(Directions for this task):
Switch "interactable" to "clickable" everywhere it occurs in the lines below, and write the lines out again with nothing else changed.

※

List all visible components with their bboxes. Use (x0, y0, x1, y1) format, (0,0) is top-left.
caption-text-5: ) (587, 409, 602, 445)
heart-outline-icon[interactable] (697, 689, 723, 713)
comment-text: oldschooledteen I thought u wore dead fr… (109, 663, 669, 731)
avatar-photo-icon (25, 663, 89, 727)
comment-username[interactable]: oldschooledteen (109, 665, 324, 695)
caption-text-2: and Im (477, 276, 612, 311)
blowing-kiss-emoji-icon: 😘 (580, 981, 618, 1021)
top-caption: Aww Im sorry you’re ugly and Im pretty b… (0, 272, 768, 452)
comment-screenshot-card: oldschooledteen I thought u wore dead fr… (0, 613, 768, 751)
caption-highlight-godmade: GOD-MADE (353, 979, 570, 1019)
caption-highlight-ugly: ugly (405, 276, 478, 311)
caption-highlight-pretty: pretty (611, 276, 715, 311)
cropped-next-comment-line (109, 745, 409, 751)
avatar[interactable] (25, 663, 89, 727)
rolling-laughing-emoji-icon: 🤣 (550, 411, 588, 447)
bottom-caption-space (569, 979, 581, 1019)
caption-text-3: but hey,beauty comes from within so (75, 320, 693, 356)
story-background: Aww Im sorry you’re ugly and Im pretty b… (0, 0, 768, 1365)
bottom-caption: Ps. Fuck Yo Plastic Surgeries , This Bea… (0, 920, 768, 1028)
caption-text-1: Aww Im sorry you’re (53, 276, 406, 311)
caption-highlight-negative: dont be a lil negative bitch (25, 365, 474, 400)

※

(Solution to this exercise):
List all visible components with their bboxes. Use (x0, y0, x1, y1) format, (0,0) is top-left.
caption-text-5: ) (587, 409, 602, 445)
heart-outline-icon[clickable] (697, 689, 723, 713)
comment-text: oldschooledteen I thought u wore dead fr… (109, 663, 669, 731)
avatar-photo-icon (25, 663, 89, 727)
comment-username[clickable]: oldschooledteen (109, 665, 324, 695)
caption-text-2: and Im (477, 276, 612, 311)
blowing-kiss-emoji-icon: 😘 (580, 981, 618, 1021)
top-caption: Aww Im sorry you’re ugly and Im pretty b… (0, 272, 768, 452)
comment-screenshot-card: oldschooledteen I thought u wore dead fr… (0, 613, 768, 751)
caption-highlight-godmade: GOD-MADE (353, 979, 570, 1019)
caption-highlight-ugly: ugly (405, 276, 478, 311)
caption-highlight-pretty: pretty (611, 276, 715, 311)
cropped-next-comment-line (109, 745, 409, 751)
avatar[clickable] (25, 663, 89, 727)
rolling-laughing-emoji-icon: 🤣 (550, 411, 588, 447)
bottom-caption-space (569, 979, 581, 1019)
caption-text-3: but hey,beauty comes from within so (75, 320, 693, 356)
story-background: Aww Im sorry you’re ugly and Im pretty b… (0, 0, 768, 1365)
bottom-caption: Ps. Fuck Yo Plastic Surgeries , This Bea… (0, 920, 768, 1028)
caption-text-1: Aww Im sorry you’re (53, 276, 406, 311)
caption-highlight-negative: dont be a lil negative bitch (25, 365, 474, 400)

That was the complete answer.